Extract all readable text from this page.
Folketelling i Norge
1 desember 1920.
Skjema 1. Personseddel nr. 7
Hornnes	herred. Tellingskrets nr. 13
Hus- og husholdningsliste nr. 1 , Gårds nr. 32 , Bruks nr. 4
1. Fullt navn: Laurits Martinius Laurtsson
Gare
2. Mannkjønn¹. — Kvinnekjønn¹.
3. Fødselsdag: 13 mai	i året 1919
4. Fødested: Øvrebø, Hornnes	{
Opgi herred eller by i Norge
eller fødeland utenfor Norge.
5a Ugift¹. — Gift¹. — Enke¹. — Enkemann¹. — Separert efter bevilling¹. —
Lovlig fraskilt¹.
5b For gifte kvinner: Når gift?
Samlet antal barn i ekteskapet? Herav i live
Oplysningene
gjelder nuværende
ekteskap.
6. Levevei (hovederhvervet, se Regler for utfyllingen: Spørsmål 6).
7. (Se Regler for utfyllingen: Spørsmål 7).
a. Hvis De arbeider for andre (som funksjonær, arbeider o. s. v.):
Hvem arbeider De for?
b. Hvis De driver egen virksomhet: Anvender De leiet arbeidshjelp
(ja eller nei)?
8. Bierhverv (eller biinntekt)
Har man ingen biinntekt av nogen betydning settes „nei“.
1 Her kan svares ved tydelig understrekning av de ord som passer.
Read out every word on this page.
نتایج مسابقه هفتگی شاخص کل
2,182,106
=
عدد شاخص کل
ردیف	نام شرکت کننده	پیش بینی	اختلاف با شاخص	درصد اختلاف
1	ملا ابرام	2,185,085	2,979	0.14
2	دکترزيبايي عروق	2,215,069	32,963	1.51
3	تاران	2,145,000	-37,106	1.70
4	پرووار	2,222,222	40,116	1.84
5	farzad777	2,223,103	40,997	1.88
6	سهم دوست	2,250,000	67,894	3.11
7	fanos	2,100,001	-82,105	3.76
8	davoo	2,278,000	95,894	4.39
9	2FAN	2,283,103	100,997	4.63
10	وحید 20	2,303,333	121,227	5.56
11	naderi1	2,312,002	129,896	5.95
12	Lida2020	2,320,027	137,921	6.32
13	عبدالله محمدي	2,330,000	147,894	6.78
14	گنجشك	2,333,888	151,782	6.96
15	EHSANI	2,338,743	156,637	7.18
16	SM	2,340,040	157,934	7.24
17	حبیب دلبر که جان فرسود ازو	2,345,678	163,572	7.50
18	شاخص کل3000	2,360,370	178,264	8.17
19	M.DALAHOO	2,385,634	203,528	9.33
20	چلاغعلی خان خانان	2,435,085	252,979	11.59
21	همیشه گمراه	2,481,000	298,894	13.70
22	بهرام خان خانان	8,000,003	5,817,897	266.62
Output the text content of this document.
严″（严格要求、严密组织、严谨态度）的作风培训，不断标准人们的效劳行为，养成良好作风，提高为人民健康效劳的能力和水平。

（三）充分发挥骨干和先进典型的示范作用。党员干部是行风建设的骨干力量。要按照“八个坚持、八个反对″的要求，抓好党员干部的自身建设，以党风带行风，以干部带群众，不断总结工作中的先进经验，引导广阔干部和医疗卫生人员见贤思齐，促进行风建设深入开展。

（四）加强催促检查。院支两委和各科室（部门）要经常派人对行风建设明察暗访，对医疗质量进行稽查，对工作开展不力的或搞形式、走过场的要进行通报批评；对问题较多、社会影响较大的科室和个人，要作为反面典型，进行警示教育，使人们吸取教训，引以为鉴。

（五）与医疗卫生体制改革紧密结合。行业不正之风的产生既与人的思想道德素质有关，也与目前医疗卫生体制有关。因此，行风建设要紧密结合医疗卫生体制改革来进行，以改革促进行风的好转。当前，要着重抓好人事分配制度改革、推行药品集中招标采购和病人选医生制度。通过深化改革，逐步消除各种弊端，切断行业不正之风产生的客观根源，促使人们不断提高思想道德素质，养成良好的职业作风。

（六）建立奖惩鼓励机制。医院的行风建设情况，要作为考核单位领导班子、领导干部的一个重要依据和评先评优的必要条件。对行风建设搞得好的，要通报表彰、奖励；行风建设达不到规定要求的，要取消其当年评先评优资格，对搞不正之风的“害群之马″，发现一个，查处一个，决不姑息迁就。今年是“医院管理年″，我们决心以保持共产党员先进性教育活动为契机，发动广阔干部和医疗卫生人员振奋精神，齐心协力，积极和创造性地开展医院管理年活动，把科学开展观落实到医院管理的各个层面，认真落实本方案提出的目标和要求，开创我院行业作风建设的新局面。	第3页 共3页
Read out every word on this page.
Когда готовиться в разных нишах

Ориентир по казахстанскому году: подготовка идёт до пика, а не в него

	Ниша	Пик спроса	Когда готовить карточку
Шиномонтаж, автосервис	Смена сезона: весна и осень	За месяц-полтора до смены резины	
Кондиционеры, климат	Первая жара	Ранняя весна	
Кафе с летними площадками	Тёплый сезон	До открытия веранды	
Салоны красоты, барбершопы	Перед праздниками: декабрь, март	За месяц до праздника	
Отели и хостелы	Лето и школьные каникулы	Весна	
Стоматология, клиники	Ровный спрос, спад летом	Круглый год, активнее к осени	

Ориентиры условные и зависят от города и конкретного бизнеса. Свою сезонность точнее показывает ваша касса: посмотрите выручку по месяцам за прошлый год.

### GOAL
Return the entries above exactly as they appear.

### RESPONSE
Extract all readable text from this page.
Folketelling i Norge
1 desember 1920.
Skjema 1. Personseddel nr. 7
Hornnes	herred. Tellingskrets nr. 13
Hus- og husholdningsliste nr. 1 , Gårds nr. 32 , Bruks nr. 4
1. Fullt navn: Laurits Martinius Laurtsson
Gare
2. Mannkjønn¹. — Kvinnekjønn¹.
3. Fødselsdag: 13 mai	i året 1919
4. Fødested: Øvrebø, Hornnes	{
Opgi herred eller by i Norge
eller fødeland utenfor Norge.
5a Ugift¹. — Gift¹. — Enke¹. — Enkemann¹. — Separert efter bevilling¹. —
Lovlig fraskilt¹.
5b For gifte kvinner: Når gift?
Samlet antal barn i ekteskapet? Herav i live
Oplysningene
gjelder nuværende
ekteskap.
6. Levevei (hovederhvervet, se Regler for utfyllingen: Spørsmål 6).
7. (Se Regler for utfyllingen: Spørsmål 7).
a. Hvis De arbeider for andre (som funksjonær, arbeider o. s. v.):
Hvem arbeider De for?
b. Hvis De driver egen virksomhet: Anvender De leiet arbeidshjelp
(ja eller nei)?
8. Bierhverv (eller biinntekt)
Har man ingen biinntekt av nogen betydning settes „nei“.
1 Her kan svares ved tydelig understrekning av de ord som passer.
Read out every word on this page.
نتایج مسابقه هفتگی شاخص کل
2,182,106
=
عدد شاخص کل
ردیف	نام شرکت کننده	پیش بینی	اختلاف با شاخص	درصد اختلاف
1	ملا ابرام	2,185,085	2,979	0.14
2	دکترزيبايي عروق	2,215,069	32,963	1.51
3	تاران	2,145,000	-37,106	1.70
4	پرووار	2,222,222	40,116	1.84
5	farzad777	2,223,103	40,997	1.88
6	سهم دوست	2,250,000	67,894	3.11
7	fanos	2,100,001	-82,105	3.76
8	davoo	2,278,000	95,894	4.39
9	2FAN	2,283,103	100,997	4.63
10	وحید 20	2,303,333	121,227	5.56
11	naderi1	2,312,002	129,896	5.95
12	Lida2020	2,320,027	137,921	6.32
13	عبدالله محمدي	2,330,000	147,894	6.78
14	گنجشك	2,333,888	151,782	6.96
15	EHSANI	2,338,743	156,637	7.18
16	SM	2,340,040	157,934	7.24
17	حبیب دلبر که جان فرسود ازو	2,345,678	163,572	7.50
18	شاخص کل3000	2,360,370	178,264	8.17
19	M.DALAHOO	2,385,634	203,528	9.33
20	چلاغعلی خان خانان	2,435,085	252,979	11.59
21	همیشه گمراه	2,481,000	298,894	13.70
22	بهرام خان خانان	8,000,003	5,817,897	266.62
Output the text content of this document.
严″（严格要求、严密组织、严谨态度）的作风培训，不断标准人们的效劳行为，养成良好作风，提高为人民健康效劳的能力和水平。

（三）充分发挥骨干和先进典型的示范作用。党员干部是行风建设的骨干力量。要按照“八个坚持、八个反对″的要求，抓好党员干部的自身建设，以党风带行风，以干部带群众，不断总结工作中的先进经验，引导广阔干部和医疗卫生人员见贤思齐，促进行风建设深入开展。

（四）加强催促检查。院支两委和各科室（部门）要经常派人对行风建设明察暗访，对医疗质量进行稽查，对工作开展不力的或搞形式、走过场的要进行通报批评；对问题较多、社会影响较大的科室和个人，要作为反面典型，进行警示教育，使人们吸取教训，引以为鉴。

（五）与医疗卫生体制改革紧密结合。行业不正之风的产生既与人的思想道德素质有关，也与目前医疗卫生体制有关。因此，行风建设要紧密结合医疗卫生体制改革来进行，以改革促进行风的好转。当前，要着重抓好人事分配制度改革、推行药品集中招标采购和病人选医生制度。通过深化改革，逐步消除各种弊端，切断行业不正之风产生的客观根源，促使人们不断提高思想道德素质，养成良好的职业作风。

（六）建立奖惩鼓励机制。医院的行风建设情况，要作为考核单位领导班子、领导干部的一个重要依据和评先评优的必要条件。对行风建设搞得好的，要通报表彰、奖励；行风建设达不到规定要求的，要取消其当年评先评优资格，对搞不正之风的“害群之马″，发现一个，查处一个，决不姑息迁就。今年是“医院管理年″，我们决心以保持共产党员先进性教育活动为契机，发动广阔干部和医疗卫生人员振奋精神，齐心协力，积极和创造性地开展医院管理年活动，把科学开展观落实到医院管理的各个层面，认真落实本方案提出的目标和要求，开创我院行业作风建设的新局面。	第3页 共3页
Read out every word on this page.
Когда готовиться в разных нишах

Ориентир по казахстанскому году: подготовка идёт до пика, а не в него

	Ниша	Пик спроса	Когда готовить карточку
Шиномонтаж, автосервис	Смена сезона: весна и осень	За месяц-полтора до смены резины	
Кондиционеры, климат	Первая жара	Ранняя весна	
Кафе с летними площадками	Тёплый сезон	До открытия веранды	
Салоны красоты, барбершопы	Перед праздниками: декабрь, март	За месяц до праздника	
Отели и хостелы	Лето и школьные каникулы	Весна	
Стоматология, клиники	Ровный спрос, спад летом	Круглый год, активнее к осени	

Ориентиры условные и зависят от города и конкретного бизнеса. Свою сезонность точнее показывает ваша касса: посмотрите выручку по месяцам за прошлый год.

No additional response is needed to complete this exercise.